— Begin RECORDS FOR THE TASK —
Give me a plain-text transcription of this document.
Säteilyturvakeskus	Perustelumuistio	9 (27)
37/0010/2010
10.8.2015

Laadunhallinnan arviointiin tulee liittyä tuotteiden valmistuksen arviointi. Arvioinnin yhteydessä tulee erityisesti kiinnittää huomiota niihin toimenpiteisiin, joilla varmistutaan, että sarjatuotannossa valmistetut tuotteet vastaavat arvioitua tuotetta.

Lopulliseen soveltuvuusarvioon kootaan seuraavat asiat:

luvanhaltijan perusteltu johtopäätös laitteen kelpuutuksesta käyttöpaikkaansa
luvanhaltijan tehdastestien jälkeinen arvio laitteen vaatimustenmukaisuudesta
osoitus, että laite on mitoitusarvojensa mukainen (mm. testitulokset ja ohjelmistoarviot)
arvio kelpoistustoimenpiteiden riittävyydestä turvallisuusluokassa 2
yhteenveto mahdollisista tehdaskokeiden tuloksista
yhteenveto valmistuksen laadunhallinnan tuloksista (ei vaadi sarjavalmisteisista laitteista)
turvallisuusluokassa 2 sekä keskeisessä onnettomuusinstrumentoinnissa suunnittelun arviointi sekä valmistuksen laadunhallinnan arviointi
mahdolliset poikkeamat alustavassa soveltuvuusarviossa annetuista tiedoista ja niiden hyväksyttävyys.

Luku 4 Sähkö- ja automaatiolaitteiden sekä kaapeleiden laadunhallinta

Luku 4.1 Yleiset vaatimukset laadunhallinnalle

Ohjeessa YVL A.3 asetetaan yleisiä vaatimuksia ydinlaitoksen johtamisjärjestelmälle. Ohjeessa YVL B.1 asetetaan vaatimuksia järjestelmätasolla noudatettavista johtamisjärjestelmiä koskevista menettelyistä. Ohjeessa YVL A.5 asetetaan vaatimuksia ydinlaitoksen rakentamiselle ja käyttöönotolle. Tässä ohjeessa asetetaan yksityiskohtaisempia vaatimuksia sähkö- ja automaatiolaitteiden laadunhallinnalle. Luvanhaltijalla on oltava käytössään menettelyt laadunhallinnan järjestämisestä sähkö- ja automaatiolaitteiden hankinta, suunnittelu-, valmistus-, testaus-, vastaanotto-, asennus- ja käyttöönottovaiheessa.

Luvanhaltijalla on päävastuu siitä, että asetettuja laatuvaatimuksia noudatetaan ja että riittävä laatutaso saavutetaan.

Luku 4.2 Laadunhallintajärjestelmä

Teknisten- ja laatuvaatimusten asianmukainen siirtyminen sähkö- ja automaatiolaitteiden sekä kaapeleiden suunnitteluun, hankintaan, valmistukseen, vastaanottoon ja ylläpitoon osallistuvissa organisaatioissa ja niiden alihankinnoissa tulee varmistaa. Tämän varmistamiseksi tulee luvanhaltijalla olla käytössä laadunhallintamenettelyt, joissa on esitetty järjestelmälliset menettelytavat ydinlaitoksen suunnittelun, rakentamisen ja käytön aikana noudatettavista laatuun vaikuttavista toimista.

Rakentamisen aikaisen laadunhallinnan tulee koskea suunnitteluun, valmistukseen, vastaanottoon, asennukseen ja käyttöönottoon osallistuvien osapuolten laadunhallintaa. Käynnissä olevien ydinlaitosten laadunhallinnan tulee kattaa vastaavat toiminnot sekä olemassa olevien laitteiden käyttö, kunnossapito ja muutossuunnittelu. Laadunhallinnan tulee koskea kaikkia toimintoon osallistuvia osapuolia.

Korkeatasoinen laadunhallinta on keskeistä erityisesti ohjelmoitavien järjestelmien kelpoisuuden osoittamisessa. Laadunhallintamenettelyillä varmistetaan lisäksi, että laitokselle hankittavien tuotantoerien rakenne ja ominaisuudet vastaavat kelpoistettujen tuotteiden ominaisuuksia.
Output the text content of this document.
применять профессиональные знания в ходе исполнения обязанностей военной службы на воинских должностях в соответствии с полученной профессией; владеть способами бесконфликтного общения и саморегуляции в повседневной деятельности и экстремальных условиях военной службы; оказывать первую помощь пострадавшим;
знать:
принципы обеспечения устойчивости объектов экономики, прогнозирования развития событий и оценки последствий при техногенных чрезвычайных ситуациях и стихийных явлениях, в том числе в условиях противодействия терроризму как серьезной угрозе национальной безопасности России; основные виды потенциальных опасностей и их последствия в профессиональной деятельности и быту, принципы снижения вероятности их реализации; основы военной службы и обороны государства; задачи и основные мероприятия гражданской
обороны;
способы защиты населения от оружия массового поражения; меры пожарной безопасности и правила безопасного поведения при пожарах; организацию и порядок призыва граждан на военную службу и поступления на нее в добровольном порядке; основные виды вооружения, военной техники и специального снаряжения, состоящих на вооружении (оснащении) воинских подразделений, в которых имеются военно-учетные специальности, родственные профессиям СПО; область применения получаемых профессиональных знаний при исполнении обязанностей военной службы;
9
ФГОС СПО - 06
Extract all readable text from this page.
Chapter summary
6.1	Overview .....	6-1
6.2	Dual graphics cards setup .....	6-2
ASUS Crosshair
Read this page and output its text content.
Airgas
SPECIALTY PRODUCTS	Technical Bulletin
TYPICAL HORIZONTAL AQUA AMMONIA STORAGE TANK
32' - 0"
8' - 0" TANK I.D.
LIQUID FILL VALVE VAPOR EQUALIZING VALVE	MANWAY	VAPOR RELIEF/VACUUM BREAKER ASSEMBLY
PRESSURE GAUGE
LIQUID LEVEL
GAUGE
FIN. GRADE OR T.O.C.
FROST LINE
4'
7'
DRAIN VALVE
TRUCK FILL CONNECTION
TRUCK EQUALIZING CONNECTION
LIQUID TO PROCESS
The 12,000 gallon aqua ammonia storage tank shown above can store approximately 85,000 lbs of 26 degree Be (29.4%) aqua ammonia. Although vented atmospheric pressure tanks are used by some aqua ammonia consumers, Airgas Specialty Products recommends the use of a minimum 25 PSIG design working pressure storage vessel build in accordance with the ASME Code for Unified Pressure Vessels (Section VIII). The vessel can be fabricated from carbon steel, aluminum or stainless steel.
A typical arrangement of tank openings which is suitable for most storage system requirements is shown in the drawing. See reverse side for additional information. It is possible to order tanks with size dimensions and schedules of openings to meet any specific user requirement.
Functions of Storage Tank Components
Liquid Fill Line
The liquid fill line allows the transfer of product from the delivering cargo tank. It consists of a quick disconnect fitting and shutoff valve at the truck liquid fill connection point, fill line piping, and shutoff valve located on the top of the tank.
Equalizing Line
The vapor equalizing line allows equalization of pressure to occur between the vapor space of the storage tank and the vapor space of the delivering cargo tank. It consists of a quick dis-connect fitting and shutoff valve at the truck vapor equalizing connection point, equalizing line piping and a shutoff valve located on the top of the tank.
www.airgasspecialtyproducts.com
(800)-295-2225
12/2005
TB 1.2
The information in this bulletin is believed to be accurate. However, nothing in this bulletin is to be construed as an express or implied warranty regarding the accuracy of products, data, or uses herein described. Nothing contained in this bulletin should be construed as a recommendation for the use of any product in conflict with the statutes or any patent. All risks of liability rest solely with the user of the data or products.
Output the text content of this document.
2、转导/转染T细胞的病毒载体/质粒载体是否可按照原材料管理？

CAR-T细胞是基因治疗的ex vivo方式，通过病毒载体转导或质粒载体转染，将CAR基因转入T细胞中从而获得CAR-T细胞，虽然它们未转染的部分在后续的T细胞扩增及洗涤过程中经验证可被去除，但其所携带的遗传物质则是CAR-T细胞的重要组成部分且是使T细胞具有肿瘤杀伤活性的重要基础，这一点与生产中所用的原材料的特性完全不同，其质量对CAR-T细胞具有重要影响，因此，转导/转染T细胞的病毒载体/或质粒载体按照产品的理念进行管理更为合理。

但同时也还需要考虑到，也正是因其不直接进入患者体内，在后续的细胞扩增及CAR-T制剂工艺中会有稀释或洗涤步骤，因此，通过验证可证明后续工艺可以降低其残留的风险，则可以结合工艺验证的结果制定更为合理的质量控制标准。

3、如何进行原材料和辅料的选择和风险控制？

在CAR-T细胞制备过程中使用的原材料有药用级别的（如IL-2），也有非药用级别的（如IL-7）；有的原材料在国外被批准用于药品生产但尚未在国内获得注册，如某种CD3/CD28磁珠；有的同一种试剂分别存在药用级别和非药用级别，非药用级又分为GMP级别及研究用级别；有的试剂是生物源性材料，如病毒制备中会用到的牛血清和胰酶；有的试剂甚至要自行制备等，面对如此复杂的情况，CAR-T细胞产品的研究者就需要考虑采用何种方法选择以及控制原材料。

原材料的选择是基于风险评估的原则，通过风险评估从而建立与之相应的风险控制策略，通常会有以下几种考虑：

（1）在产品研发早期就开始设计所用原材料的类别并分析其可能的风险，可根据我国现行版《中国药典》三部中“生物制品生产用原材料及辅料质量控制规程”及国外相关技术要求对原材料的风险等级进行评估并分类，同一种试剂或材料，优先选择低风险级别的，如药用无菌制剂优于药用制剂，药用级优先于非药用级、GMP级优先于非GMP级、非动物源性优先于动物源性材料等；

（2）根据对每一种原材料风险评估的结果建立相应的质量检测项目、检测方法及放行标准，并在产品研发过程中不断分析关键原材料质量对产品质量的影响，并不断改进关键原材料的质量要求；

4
— End RECORDS FOR THE TASK —
_DO THIS_: Which lines contain "Luku"? Show each of them.

_FINAL RESULT_:
Luku 4 Sähkö- ja automaatiolaitteiden sekä kaapeleiden laadunhallinta
Luku 4.1 Yleiset vaatimukset laadunhallinnalle
Luku 4.2 Laadunhallintajärjestelmä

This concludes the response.